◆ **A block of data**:

>> begin

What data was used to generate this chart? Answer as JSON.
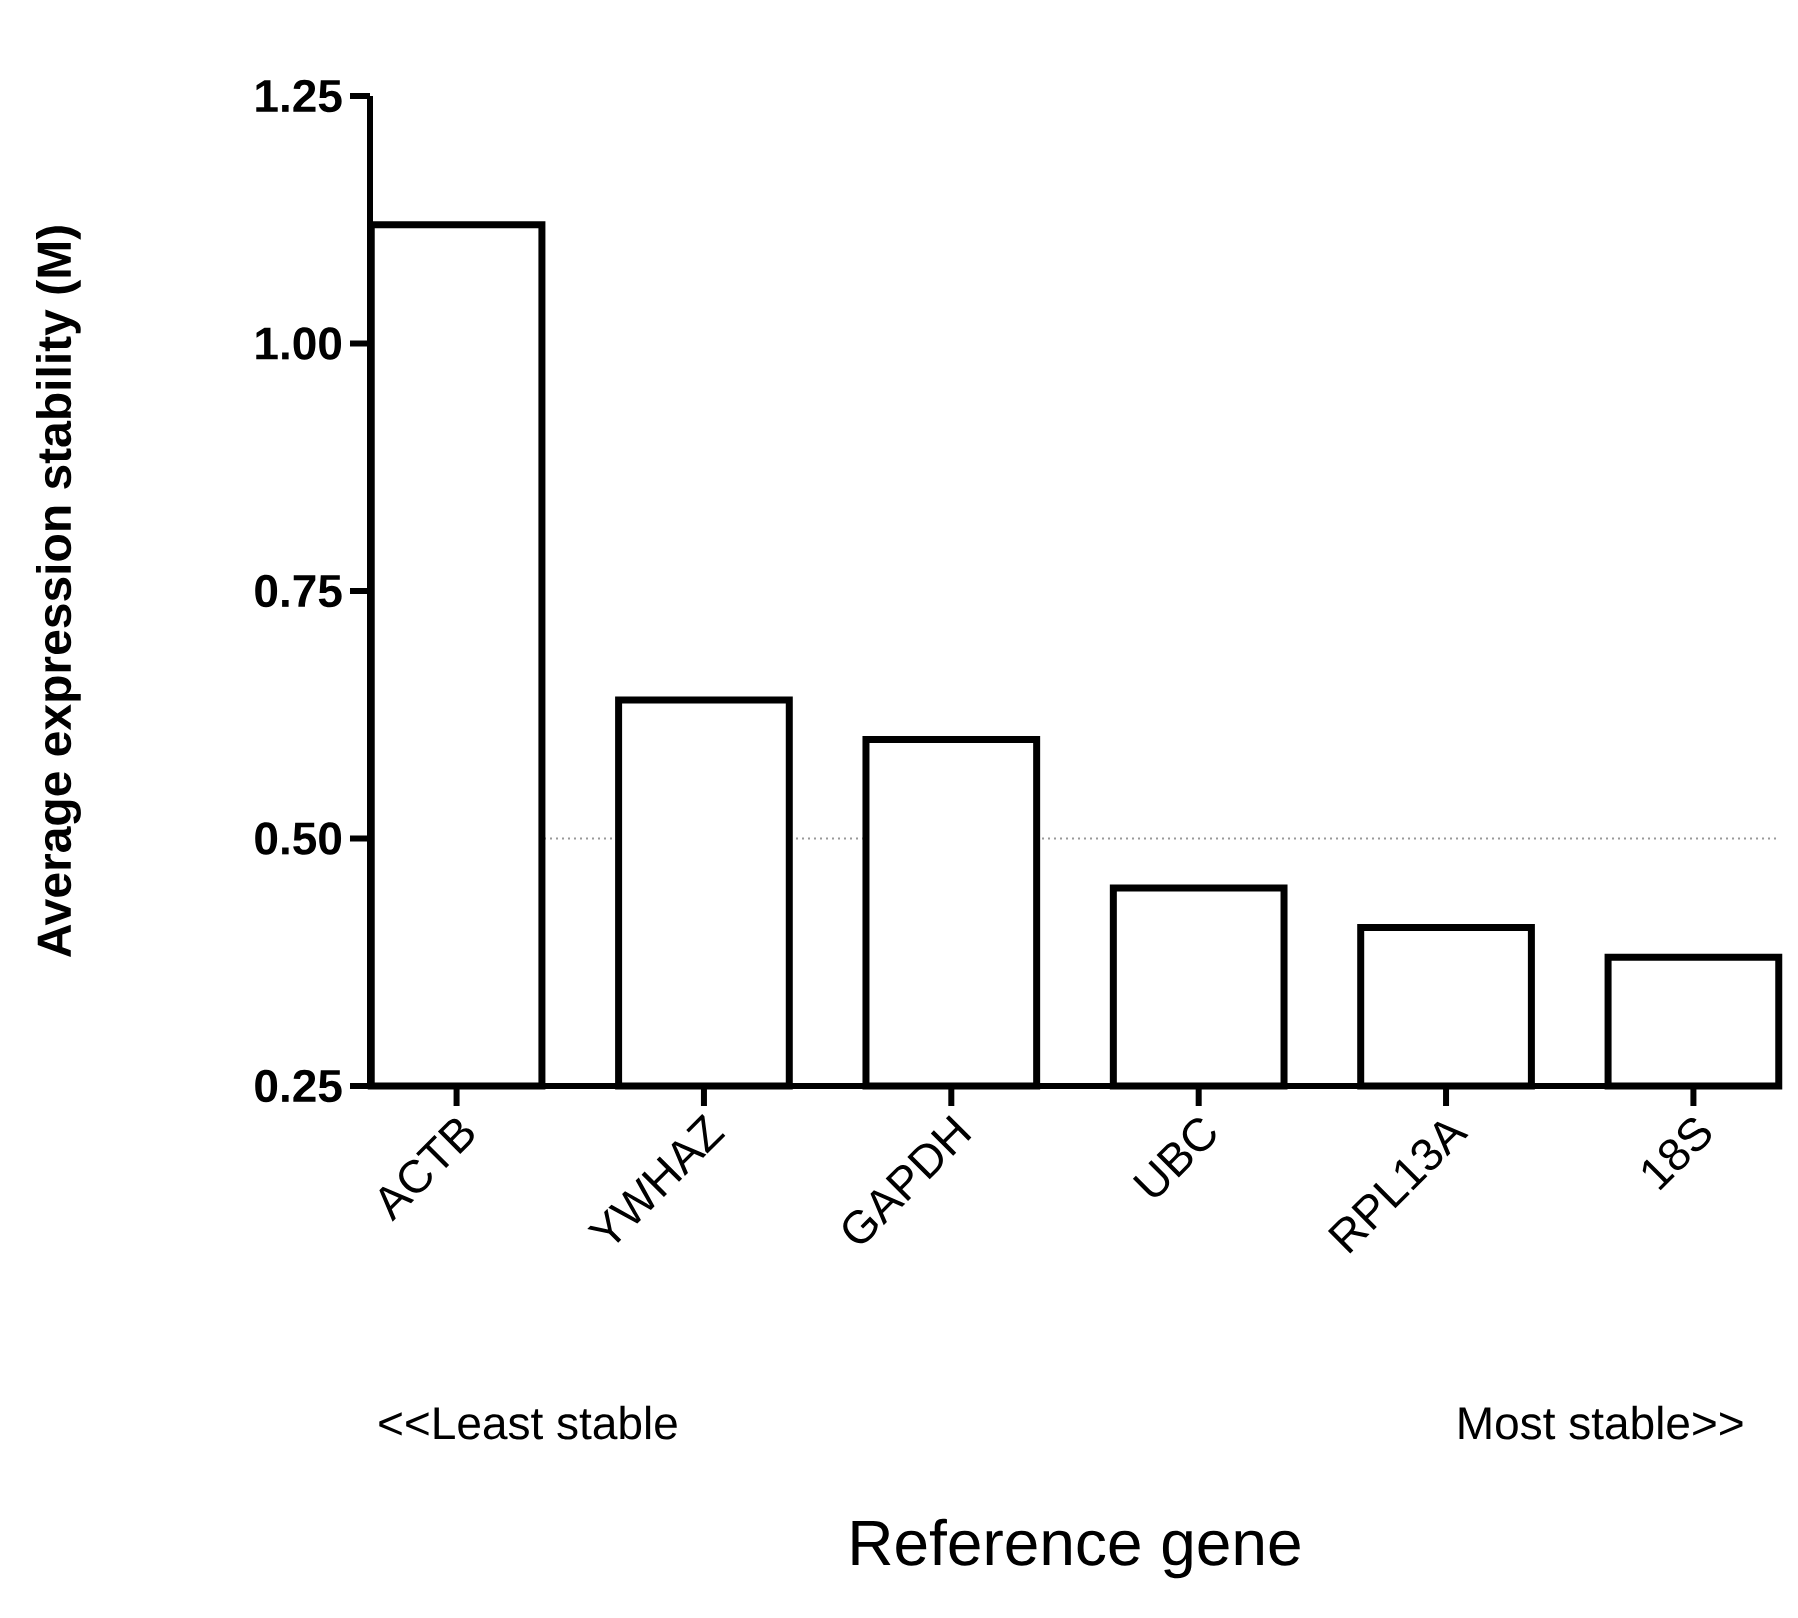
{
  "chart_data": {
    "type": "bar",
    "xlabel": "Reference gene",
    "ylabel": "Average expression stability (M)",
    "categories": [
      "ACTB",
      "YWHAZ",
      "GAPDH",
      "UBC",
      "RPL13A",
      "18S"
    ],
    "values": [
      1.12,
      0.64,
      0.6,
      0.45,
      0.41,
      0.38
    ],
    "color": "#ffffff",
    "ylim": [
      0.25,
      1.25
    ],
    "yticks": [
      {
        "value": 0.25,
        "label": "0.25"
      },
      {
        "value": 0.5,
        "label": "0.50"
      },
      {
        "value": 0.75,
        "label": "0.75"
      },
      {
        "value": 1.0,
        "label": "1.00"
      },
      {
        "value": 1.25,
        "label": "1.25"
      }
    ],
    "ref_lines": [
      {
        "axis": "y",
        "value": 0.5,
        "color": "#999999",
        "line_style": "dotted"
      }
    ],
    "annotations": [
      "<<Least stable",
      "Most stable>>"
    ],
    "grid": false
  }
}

>> end

◆ **WRITTEN REQUEST**: Exclude the pictures. Write out the remaining data exactly.

◆ **COMPLETE ANSWER**:
What data was used to generate this chart? Answer as JSON.
{
  "chart_data": {
    "type": "bar",
    "xlabel": "Reference gene",
    "ylabel": "Average expression stability (M)",
    "categories": [
      "ACTB",
      "YWHAZ",
      "GAPDH",
      "UBC",
      "RPL13A",
      "18S"
    ],
    "values": [
      1.12,
      0.64,
      0.6,
      0.45,
      0.41,
      0.38
    ],
    "color": "#ffffff",
    "ylim": [
      0.25,
      1.25
    ],
    "yticks": [
      {
        "value": 0.25,
        "label": "0.25"
      },
      {
        "value": 0.5,
        "label": "0.50"
      },
      {
        "value": 0.75,
        "label": "0.75"
      },
      {
        "value": 1.0,
        "label": "1.00"
      },
      {
        "value": 1.25,
        "label": "1.25"
      }
    ],
    "ref_lines": [
      {
        "axis": "y",
        "value": 0.5,
        "color": "#999999",
        "line_style": "dotted"
      }
    ],
    "annotations": [
      "<<Least stable",
      "Most stable>>"
    ],
    "grid": false
  }
}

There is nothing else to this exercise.